Say the number of lines containing the string "Ready", and say nothing else.

--

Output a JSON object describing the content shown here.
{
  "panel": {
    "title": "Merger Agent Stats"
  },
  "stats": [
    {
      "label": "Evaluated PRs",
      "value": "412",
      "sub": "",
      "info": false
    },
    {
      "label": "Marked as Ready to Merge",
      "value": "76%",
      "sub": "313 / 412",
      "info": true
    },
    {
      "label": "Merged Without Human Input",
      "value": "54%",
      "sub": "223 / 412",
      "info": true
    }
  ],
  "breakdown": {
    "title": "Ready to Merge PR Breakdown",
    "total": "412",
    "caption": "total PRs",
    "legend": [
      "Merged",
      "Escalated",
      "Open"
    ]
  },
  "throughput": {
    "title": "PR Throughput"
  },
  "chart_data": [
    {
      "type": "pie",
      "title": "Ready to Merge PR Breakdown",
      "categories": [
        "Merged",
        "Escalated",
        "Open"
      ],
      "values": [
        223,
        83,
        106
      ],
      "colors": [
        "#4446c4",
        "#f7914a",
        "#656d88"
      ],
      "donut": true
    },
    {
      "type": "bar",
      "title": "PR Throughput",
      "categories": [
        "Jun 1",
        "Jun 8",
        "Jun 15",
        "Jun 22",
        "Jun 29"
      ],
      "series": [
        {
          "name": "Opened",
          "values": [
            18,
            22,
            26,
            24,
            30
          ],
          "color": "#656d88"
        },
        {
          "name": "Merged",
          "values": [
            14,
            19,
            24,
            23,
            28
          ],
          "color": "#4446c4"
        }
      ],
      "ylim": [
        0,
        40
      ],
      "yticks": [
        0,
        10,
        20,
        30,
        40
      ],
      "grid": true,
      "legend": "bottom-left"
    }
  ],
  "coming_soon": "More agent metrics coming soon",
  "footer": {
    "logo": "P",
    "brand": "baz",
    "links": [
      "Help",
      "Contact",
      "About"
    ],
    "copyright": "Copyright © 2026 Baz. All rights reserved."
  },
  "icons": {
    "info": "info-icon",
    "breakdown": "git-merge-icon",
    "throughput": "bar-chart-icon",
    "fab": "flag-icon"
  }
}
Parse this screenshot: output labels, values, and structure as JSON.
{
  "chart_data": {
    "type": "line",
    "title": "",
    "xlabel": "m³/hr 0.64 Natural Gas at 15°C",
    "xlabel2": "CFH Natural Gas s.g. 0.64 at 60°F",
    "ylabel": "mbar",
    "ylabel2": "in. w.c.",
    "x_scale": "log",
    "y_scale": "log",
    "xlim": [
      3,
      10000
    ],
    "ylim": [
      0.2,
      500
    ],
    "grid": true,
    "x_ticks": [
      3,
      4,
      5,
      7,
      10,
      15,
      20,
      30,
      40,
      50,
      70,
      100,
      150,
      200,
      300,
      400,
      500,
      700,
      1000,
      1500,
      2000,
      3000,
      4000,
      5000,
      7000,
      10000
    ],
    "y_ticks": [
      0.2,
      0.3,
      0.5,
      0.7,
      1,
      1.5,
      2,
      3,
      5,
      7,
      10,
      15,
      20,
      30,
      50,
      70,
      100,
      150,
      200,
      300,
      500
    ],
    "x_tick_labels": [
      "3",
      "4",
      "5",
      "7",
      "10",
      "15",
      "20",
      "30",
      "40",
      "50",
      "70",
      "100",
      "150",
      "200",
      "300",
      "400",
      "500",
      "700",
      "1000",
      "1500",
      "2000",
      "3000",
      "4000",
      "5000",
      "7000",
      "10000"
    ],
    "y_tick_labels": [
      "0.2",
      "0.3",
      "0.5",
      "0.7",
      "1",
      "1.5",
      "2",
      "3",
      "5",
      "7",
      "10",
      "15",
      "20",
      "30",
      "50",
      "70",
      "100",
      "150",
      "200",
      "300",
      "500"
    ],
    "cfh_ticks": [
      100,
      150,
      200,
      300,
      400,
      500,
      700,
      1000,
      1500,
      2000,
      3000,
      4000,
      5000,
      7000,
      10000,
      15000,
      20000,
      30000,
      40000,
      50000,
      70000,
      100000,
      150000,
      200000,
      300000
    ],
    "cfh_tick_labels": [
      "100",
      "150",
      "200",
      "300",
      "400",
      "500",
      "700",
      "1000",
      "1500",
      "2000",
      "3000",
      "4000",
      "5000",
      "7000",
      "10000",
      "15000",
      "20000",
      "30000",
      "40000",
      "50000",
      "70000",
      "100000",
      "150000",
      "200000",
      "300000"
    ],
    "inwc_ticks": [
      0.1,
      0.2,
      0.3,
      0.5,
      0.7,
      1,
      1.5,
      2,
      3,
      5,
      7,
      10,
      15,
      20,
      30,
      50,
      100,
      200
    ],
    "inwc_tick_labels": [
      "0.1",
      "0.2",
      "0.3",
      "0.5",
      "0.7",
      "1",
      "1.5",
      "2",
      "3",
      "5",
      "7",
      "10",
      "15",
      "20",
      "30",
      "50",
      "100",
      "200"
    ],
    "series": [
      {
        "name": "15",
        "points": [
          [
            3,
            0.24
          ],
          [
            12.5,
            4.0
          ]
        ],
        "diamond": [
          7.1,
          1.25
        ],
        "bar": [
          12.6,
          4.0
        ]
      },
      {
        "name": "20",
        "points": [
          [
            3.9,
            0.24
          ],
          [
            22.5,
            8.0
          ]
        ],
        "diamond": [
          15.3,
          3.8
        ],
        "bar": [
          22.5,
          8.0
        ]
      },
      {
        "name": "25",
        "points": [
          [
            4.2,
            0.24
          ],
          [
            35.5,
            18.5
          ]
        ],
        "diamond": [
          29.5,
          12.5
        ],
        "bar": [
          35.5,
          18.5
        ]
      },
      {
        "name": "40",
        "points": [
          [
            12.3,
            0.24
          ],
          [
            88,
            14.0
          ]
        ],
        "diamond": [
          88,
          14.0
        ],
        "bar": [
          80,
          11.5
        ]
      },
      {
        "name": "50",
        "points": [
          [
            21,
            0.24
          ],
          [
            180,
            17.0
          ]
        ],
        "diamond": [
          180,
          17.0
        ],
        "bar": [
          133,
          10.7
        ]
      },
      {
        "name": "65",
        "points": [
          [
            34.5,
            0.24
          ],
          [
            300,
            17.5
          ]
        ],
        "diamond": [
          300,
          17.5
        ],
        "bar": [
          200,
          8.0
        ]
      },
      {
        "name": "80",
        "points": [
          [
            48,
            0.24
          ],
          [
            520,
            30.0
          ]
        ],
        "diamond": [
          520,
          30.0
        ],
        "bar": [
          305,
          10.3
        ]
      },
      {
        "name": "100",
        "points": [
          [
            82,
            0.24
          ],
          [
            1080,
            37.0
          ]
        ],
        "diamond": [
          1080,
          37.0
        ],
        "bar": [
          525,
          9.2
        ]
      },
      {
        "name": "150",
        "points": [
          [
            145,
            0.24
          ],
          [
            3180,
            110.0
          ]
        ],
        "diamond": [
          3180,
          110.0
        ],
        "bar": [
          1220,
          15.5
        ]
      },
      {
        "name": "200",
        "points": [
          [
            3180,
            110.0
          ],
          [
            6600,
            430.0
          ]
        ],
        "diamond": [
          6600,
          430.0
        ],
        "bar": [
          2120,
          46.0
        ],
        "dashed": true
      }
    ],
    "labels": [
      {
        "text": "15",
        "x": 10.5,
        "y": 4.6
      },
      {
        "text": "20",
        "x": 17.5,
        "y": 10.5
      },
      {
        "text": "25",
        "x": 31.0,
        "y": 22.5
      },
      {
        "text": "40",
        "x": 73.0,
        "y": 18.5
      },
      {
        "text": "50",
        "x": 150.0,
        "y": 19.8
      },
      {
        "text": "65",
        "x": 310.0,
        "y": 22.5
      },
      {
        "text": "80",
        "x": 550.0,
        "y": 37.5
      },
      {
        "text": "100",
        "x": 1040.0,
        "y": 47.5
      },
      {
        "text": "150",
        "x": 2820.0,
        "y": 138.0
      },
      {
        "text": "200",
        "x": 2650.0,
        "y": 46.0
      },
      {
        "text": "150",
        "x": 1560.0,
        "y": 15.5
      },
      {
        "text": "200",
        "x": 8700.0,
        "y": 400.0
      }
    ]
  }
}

--

__SOLUTION TO THIS EXERCISE__
3